(EXERCISE INSTRUCTIONS): Could every line of the data be printed exactly as it reads?

RECORDS PROVIDED start

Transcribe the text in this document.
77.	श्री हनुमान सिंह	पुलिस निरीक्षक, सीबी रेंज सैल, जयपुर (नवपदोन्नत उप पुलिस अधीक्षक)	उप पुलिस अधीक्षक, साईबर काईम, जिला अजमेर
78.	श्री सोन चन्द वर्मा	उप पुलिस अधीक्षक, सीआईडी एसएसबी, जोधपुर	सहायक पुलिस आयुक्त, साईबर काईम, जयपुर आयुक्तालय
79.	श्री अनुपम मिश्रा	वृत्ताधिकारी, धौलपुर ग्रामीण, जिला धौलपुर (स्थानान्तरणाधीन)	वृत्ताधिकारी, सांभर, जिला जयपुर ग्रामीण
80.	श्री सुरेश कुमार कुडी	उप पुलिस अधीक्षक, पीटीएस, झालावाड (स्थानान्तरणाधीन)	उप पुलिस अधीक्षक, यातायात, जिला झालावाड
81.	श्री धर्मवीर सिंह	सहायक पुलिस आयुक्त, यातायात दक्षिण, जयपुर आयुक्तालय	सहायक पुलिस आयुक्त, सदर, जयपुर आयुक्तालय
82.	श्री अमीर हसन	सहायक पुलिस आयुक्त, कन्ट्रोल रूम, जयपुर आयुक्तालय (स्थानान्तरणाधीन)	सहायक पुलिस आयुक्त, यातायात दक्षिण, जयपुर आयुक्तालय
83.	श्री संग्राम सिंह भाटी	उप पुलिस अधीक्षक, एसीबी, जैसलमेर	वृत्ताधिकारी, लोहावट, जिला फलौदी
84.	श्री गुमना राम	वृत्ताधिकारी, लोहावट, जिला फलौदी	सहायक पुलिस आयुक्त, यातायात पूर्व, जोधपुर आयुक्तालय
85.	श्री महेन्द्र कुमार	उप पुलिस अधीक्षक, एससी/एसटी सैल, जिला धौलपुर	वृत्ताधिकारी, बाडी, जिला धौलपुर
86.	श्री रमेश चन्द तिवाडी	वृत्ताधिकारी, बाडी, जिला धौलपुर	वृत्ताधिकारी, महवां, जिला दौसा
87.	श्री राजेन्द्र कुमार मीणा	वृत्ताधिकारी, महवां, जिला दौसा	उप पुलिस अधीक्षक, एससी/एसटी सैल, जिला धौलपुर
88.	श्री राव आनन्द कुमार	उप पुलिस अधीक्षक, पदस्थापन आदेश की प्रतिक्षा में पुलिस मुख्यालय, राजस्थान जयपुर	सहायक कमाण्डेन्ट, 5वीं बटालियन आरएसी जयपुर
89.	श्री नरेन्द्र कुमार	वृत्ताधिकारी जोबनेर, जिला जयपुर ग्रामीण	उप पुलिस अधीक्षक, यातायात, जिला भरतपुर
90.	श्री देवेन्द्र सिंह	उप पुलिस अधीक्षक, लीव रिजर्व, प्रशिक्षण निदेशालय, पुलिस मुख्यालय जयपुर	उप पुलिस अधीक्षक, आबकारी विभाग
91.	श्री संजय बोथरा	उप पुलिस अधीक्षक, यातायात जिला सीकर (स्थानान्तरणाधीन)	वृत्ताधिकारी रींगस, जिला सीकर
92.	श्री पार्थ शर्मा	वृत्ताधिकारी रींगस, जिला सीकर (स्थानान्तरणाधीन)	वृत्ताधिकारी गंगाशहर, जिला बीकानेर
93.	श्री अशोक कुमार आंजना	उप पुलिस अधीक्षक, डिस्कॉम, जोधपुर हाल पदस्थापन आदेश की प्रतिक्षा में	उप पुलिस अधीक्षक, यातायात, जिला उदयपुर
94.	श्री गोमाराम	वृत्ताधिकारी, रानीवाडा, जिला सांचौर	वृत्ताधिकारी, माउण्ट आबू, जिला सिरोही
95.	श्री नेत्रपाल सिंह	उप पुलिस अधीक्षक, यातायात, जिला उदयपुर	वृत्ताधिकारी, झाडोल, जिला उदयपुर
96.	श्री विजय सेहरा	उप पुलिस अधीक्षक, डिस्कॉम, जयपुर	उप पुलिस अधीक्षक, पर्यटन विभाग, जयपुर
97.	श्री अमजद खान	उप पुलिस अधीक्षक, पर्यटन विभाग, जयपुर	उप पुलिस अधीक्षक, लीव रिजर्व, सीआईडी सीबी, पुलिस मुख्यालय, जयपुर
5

RECORDS PROVIDED end

(PROBLEM SOLUTION):
Transcribe the text in this document.
77.	श्री हनुमान सिंह	पुलिस निरीक्षक, सीबी रेंज सैल, जयपुर (नवपदोन्नत उप पुलिस अधीक्षक)	उप पुलिस अधीक्षक, साईबर काईम, जिला अजमेर
78.	श्री सोन चन्द वर्मा	उप पुलिस अधीक्षक, सीआईडी एसएसबी, जोधपुर	सहायक पुलिस आयुक्त, साईबर काईम, जयपुर आयुक्तालय
79.	श्री अनुपम मिश्रा	वृत्ताधिकारी, धौलपुर ग्रामीण, जिला धौलपुर (स्थानान्तरणाधीन)	वृत्ताधिकारी, सांभर, जिला जयपुर ग्रामीण
80.	श्री सुरेश कुमार कुडी	उप पुलिस अधीक्षक, पीटीएस, झालावाड (स्थानान्तरणाधीन)	उप पुलिस अधीक्षक, यातायात, जिला झालावाड
81.	श्री धर्मवीर सिंह	सहायक पुलिस आयुक्त, यातायात दक्षिण, जयपुर आयुक्तालय	सहायक पुलिस आयुक्त, सदर, जयपुर आयुक्तालय
82.	श्री अमीर हसन	सहायक पुलिस आयुक्त, कन्ट्रोल रूम, जयपुर आयुक्तालय (स्थानान्तरणाधीन)	सहायक पुलिस आयुक्त, यातायात दक्षिण, जयपुर आयुक्तालय
83.	श्री संग्राम सिंह भाटी	उप पुलिस अधीक्षक, एसीबी, जैसलमेर	वृत्ताधिकारी, लोहावट, जिला फलौदी
84.	श्री गुमना राम	वृत्ताधिकारी, लोहावट, जिला फलौदी	सहायक पुलिस आयुक्त, यातायात पूर्व, जोधपुर आयुक्तालय
85.	श्री महेन्द्र कुमार	उप पुलिस अधीक्षक, एससी/एसटी सैल, जिला धौलपुर	वृत्ताधिकारी, बाडी, जिला धौलपुर
86.	श्री रमेश चन्द तिवाडी	वृत्ताधिकारी, बाडी, जिला धौलपुर	वृत्ताधिकारी, महवां, जिला दौसा
87.	श्री राजेन्द्र कुमार मीणा	वृत्ताधिकारी, महवां, जिला दौसा	उप पुलिस अधीक्षक, एससी/एसटी सैल, जिला धौलपुर
88.	श्री राव आनन्द कुमार	उप पुलिस अधीक्षक, पदस्थापन आदेश की प्रतिक्षा में पुलिस मुख्यालय, राजस्थान जयपुर	सहायक कमाण्डेन्ट, 5वीं बटालियन आरएसी जयपुर
89.	श्री नरेन्द्र कुमार	वृत्ताधिकारी जोबनेर, जिला जयपुर ग्रामीण	उप पुलिस अधीक्षक, यातायात, जिला भरतपुर
90.	श्री देवेन्द्र सिंह	उप पुलिस अधीक्षक, लीव रिजर्व, प्रशिक्षण निदेशालय, पुलिस मुख्यालय जयपुर	उप पुलिस अधीक्षक, आबकारी विभाग
91.	श्री संजय बोथरा	उप पुलिस अधीक्षक, यातायात जिला सीकर (स्थानान्तरणाधीन)	वृत्ताधिकारी रींगस, जिला सीकर
92.	श्री पार्थ शर्मा	वृत्ताधिकारी रींगस, जिला सीकर (स्थानान्तरणाधीन)	वृत्ताधिकारी गंगाशहर, जिला बीकानेर
93.	श्री अशोक कुमार आंजना	उप पुलिस अधीक्षक, डिस्कॉम, जोधपुर हाल पदस्थापन आदेश की प्रतिक्षा में	उप पुलिस अधीक्षक, यातायात, जिला उदयपुर
94.	श्री गोमाराम	वृत्ताधिकारी, रानीवाडा, जिला सांचौर	वृत्ताधिकारी, माउण्ट आबू, जिला सिरोही
95.	श्री नेत्रपाल सिंह	उप पुलिस अधीक्षक, यातायात, जिला उदयपुर	वृत्ताधिकारी, झाडोल, जिला उदयपुर
96.	श्री विजय सेहरा	उप पुलिस अधीक्षक, डिस्कॉम, जयपुर	उप पुलिस अधीक्षक, पर्यटन विभाग, जयपुर
97.	श्री अमजद खान	उप पुलिस अधीक्षक, पर्यटन विभाग, जयपुर	उप पुलिस अधीक्षक, लीव रिजर्व, सीआईडी सीबी, पुलिस मुख्यालय, जयपुर
5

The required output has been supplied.